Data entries
═══

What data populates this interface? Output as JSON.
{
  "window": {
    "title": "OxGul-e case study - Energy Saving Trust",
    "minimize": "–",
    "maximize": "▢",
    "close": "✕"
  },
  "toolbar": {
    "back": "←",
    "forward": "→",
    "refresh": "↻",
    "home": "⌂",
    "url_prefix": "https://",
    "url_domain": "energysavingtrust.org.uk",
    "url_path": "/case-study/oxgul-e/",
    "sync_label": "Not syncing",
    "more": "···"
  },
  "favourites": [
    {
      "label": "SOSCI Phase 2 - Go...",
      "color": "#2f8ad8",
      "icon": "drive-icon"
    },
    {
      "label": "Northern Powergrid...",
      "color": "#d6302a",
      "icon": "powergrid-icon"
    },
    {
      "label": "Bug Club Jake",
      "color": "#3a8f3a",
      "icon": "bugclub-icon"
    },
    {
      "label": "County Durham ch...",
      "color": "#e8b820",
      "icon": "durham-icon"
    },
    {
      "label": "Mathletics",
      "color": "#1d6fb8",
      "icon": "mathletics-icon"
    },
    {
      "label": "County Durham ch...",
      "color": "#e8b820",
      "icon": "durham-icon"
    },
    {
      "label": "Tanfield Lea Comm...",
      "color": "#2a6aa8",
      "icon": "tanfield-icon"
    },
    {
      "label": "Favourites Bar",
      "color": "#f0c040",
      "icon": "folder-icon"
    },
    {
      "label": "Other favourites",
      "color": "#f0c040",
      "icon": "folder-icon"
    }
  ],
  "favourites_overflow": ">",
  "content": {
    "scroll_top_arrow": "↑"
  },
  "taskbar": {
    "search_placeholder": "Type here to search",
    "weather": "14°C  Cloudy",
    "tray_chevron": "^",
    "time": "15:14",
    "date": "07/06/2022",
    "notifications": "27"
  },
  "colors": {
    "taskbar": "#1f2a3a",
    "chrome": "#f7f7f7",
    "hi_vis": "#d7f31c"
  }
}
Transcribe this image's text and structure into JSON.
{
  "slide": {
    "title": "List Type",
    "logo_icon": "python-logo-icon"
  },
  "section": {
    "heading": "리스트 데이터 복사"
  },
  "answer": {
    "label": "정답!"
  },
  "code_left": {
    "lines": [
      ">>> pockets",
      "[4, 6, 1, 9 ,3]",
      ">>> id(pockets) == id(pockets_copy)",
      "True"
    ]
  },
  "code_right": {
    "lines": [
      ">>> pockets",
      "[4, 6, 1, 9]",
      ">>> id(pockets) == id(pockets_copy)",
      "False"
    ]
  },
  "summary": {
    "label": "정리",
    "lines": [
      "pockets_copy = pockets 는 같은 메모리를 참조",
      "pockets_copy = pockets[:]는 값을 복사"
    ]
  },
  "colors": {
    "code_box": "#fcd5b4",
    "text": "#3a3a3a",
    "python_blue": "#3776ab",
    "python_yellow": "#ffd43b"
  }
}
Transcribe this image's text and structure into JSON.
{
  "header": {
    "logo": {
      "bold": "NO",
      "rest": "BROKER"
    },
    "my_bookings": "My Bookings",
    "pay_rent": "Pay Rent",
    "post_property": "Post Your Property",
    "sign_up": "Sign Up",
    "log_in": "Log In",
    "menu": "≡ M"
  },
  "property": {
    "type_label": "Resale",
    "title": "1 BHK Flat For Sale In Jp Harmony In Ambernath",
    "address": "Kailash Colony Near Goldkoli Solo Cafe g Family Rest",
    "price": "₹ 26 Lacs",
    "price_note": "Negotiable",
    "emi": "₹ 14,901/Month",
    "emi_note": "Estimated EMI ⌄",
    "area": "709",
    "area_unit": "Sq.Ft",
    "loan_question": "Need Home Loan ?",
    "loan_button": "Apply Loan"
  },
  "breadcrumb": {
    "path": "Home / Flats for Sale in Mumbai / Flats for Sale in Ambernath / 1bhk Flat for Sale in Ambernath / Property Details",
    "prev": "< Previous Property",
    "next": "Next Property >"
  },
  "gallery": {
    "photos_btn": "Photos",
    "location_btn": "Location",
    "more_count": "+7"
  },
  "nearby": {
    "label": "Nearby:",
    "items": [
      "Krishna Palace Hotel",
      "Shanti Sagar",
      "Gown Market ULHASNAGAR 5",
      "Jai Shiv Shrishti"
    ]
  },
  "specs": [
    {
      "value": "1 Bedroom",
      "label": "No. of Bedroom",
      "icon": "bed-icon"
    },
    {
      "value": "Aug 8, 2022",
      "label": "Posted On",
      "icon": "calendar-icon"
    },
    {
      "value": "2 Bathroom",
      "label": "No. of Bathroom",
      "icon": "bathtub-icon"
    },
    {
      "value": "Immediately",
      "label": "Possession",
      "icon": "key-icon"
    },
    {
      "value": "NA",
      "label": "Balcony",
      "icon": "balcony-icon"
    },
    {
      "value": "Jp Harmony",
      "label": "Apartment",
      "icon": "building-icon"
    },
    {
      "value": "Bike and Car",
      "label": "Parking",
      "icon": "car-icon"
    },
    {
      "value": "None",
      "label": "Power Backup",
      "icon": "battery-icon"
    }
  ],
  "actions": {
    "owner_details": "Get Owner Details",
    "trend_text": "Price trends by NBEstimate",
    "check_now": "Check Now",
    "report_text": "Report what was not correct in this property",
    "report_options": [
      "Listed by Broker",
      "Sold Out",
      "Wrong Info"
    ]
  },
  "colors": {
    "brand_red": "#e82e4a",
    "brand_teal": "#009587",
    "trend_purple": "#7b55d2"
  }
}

═══

> [WHAT IS NEEDED] Only lines holding the string "case" are wanted; gather each one from the entries above.

> [WRITTEN ANSWER]
    "title": "OxGul-e case study - Energy Saving Trust",
    "url_path": "/case-study/oxgul-e/",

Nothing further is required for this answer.